● **Problem to work on**: Search the material for the string "REACH" and copy each line where it occurs.

Records from a collection:
■ ■ ■ ■ ■

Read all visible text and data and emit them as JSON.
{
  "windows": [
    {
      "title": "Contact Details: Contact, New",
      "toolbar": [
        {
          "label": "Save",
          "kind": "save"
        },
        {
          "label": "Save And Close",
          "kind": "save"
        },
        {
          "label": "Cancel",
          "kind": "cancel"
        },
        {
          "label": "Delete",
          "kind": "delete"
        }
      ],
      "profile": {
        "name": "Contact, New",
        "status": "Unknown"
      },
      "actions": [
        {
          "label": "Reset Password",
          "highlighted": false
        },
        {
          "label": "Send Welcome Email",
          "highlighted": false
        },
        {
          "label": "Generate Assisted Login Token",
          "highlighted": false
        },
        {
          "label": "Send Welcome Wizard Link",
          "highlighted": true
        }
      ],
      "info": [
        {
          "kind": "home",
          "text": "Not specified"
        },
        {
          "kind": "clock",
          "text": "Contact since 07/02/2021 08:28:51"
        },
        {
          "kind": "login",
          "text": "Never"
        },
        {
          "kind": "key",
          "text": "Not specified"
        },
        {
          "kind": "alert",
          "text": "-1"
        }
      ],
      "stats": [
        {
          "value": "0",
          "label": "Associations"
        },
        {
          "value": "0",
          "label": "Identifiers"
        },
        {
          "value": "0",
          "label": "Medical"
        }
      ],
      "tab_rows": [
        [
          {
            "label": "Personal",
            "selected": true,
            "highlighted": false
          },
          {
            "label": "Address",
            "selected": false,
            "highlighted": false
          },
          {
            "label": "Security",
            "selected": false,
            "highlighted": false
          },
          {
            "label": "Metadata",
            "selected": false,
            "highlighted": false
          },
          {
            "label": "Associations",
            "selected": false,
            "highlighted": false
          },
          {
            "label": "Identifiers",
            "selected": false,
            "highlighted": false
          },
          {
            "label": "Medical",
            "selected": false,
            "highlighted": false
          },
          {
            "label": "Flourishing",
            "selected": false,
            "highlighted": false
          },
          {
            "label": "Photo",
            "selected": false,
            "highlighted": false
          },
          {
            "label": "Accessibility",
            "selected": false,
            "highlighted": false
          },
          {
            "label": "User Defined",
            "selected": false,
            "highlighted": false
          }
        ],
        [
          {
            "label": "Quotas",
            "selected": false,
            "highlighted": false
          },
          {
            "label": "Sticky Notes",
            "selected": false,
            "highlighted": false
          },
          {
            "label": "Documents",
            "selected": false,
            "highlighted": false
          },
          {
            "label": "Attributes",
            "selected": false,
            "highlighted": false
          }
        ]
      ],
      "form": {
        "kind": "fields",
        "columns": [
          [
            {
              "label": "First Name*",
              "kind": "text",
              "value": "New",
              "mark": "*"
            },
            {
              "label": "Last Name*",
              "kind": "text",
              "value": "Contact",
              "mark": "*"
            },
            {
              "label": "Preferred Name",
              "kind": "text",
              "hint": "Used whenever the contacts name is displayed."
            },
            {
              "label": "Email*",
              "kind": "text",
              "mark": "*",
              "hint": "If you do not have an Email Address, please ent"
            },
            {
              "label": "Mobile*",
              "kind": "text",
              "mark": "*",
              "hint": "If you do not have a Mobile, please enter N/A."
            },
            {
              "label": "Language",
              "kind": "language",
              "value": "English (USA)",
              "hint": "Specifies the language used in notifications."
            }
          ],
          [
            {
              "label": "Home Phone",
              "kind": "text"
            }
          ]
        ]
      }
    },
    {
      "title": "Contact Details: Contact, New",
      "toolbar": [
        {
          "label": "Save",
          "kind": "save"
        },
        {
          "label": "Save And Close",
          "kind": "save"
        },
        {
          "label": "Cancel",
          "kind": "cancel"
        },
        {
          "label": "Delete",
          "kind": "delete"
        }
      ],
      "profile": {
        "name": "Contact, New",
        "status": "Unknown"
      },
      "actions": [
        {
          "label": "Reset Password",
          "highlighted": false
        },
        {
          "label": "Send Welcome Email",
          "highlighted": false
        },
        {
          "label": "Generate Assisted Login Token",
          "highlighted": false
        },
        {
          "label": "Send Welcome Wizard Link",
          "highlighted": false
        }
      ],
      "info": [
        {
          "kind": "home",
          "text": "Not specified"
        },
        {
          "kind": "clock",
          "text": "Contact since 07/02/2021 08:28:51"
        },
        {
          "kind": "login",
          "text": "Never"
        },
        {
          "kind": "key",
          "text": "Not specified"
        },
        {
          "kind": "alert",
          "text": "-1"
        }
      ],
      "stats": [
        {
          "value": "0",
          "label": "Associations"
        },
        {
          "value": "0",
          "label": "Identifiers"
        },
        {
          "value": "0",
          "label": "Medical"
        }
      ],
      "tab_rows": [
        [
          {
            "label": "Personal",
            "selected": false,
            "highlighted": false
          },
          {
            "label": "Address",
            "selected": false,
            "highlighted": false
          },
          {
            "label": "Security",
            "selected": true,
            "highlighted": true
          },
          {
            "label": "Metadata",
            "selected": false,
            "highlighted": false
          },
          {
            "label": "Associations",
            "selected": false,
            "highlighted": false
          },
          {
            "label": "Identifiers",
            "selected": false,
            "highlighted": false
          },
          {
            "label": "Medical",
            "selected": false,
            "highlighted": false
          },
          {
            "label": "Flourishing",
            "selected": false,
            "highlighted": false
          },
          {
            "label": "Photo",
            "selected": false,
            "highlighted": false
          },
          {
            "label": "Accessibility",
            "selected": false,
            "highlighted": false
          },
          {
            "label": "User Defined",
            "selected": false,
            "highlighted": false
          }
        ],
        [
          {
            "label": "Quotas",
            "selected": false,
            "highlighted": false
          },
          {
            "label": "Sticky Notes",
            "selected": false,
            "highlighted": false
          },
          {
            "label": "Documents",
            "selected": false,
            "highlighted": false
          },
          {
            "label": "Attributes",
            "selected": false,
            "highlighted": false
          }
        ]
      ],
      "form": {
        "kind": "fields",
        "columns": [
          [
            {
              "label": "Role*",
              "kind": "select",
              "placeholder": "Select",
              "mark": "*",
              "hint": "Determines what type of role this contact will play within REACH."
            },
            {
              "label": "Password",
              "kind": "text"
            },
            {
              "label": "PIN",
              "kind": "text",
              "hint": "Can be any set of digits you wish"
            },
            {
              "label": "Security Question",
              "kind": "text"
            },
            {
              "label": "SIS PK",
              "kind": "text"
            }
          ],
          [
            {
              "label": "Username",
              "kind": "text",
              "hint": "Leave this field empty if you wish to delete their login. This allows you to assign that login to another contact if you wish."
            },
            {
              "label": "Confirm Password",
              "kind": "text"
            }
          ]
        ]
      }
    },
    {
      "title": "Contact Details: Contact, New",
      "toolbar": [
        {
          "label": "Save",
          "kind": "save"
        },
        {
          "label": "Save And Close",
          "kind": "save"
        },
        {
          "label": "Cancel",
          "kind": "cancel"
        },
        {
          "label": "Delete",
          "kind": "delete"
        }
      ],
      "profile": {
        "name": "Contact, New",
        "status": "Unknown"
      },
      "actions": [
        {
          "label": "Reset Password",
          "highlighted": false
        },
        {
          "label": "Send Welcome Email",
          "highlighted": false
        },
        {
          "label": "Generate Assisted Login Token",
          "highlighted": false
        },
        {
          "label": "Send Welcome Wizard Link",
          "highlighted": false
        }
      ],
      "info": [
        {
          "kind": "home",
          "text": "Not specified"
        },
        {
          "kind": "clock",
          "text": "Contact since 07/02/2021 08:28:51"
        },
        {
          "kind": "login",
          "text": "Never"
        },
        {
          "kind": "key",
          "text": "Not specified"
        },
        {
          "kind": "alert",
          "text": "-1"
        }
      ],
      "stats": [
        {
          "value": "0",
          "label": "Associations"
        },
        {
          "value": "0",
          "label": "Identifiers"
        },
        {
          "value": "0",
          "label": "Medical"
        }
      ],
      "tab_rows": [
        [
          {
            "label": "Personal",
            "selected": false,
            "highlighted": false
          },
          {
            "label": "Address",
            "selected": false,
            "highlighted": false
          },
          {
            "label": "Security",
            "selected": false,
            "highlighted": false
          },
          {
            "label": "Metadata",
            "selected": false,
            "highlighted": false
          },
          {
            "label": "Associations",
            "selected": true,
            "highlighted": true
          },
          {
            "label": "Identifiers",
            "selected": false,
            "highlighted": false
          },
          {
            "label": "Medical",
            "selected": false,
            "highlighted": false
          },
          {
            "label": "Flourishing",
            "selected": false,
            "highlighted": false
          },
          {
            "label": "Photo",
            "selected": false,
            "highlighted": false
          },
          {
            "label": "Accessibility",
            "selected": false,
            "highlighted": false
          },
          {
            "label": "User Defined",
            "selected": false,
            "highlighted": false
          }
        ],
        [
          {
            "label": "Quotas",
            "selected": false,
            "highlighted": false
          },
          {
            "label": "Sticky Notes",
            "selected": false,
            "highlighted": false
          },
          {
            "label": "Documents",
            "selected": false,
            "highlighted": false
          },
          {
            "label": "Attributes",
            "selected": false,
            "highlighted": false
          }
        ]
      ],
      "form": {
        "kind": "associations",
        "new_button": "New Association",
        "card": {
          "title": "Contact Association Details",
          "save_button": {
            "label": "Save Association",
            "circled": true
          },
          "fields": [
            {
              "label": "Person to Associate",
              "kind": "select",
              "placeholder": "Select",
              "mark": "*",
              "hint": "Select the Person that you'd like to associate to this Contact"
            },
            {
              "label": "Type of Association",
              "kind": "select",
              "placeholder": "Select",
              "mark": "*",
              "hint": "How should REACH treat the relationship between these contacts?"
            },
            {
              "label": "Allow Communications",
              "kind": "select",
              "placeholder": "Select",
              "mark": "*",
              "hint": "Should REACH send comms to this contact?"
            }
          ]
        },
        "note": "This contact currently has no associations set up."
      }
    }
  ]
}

■ ■ ■ ■ ■

● **Solution for this problem**:
              "hint": "Determines what type of role this contact will play within REACH."
              "hint": "How should REACH treat the relationship between these contacts?"
              "hint": "Should REACH send comms to this contact?"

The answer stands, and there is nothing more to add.